* [Activity]:
Go through the data below and return each line where the string "thường" appears.

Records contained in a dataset
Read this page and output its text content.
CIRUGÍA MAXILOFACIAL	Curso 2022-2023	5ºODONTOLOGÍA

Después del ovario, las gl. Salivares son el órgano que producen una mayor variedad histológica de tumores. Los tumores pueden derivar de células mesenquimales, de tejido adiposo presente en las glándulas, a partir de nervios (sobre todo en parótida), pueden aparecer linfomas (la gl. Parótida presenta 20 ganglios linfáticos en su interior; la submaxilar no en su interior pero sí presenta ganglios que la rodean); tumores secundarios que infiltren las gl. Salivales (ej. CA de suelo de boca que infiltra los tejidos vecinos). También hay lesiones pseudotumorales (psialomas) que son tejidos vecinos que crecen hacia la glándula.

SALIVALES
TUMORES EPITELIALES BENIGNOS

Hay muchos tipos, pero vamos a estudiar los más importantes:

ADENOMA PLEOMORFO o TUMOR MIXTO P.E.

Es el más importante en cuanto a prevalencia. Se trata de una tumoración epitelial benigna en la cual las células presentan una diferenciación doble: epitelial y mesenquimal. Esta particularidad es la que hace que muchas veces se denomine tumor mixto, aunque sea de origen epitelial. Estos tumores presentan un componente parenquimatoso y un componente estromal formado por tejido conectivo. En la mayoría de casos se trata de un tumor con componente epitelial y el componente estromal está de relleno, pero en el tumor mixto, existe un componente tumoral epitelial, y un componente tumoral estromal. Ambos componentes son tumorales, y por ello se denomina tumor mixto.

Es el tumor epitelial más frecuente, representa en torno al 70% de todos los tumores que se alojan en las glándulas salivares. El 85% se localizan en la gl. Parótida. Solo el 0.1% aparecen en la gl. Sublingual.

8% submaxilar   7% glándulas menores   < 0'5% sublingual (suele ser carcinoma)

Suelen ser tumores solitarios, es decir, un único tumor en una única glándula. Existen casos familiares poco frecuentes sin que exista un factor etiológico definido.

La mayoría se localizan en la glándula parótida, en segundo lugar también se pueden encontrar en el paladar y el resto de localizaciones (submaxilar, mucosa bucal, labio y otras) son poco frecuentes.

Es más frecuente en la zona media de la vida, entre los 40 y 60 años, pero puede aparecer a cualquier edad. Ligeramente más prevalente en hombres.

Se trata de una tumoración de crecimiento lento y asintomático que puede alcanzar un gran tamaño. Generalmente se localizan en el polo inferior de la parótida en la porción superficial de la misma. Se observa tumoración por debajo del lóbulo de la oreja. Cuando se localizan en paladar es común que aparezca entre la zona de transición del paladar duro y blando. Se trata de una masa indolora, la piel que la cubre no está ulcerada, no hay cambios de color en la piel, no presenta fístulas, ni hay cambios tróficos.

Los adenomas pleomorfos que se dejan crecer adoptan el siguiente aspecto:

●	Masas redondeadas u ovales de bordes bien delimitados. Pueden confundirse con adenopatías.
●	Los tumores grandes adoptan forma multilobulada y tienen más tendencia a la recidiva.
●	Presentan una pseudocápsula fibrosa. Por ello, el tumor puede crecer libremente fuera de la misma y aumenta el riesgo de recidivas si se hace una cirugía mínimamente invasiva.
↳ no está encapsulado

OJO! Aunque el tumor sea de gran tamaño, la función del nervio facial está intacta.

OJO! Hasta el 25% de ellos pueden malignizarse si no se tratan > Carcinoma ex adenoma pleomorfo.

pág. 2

--

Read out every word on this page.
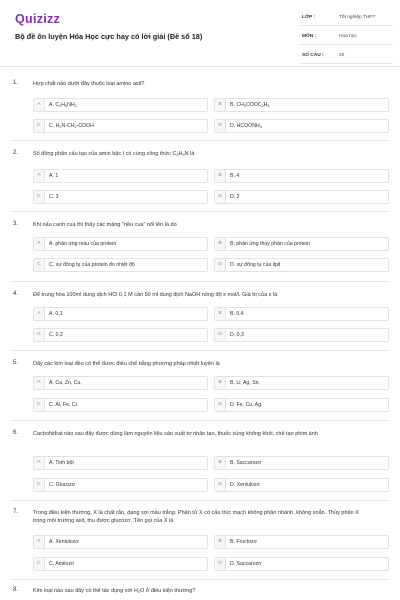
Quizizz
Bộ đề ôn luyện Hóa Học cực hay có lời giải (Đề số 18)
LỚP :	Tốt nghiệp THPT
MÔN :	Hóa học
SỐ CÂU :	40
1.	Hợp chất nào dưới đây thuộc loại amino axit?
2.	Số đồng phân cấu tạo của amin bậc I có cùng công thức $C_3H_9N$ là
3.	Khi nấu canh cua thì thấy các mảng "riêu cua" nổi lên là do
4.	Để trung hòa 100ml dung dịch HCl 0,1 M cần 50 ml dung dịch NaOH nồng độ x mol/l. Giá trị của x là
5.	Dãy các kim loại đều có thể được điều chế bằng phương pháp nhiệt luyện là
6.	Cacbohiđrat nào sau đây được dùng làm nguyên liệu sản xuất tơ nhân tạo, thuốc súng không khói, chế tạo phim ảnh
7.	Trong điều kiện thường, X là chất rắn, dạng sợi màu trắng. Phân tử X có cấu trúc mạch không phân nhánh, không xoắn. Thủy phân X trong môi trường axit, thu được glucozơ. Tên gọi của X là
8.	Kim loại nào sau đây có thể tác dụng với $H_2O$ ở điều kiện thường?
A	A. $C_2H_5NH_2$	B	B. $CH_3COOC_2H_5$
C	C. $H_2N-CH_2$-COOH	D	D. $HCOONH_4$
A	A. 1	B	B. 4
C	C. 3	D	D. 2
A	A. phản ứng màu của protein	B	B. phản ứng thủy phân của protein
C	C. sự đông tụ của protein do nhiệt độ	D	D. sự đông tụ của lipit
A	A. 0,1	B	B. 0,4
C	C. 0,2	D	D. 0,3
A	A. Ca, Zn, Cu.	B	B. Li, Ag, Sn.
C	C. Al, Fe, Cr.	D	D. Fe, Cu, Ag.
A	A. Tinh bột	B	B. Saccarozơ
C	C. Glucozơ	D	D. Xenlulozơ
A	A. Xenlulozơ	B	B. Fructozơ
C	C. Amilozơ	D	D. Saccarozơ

...

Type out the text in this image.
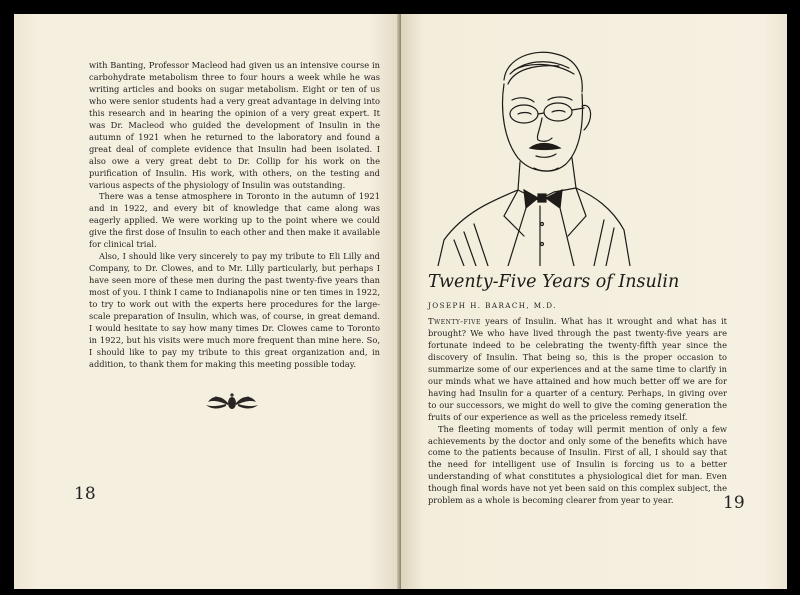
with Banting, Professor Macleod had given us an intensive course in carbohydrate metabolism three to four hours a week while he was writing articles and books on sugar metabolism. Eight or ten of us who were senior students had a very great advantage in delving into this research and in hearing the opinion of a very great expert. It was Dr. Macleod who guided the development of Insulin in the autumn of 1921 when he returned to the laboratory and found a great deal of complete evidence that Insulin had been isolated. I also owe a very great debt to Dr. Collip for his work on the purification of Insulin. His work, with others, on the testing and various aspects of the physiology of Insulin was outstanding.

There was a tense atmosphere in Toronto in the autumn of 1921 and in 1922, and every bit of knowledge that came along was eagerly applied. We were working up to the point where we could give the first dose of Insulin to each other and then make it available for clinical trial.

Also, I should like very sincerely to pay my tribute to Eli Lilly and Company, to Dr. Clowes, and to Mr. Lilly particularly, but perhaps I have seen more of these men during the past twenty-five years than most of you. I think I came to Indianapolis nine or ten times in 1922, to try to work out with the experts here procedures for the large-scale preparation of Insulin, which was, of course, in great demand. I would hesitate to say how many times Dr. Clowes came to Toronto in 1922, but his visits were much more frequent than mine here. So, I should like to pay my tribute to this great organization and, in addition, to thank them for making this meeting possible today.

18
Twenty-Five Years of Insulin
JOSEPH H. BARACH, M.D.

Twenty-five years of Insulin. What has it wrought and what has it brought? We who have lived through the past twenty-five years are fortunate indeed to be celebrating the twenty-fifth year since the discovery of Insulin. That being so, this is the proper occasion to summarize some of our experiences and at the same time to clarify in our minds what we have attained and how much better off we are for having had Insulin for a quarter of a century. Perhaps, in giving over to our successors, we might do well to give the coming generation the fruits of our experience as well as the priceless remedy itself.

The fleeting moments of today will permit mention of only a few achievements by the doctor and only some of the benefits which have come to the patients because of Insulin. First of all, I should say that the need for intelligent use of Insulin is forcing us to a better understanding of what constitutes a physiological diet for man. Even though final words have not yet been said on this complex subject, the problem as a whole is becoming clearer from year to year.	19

* [Response to the exercise]:
7.	Trong điều kiện thường, X là chất rắn, dạng sợi màu trắng. Phân tử X có cấu trúc mạch không phân nhánh, không xoắn. Thủy phân X trong môi trường axit, thu được glucozơ. Tên gọi của X là
8.	Kim loại nào sau đây có thể tác dụng với $H_2O$ ở điều kiện thường?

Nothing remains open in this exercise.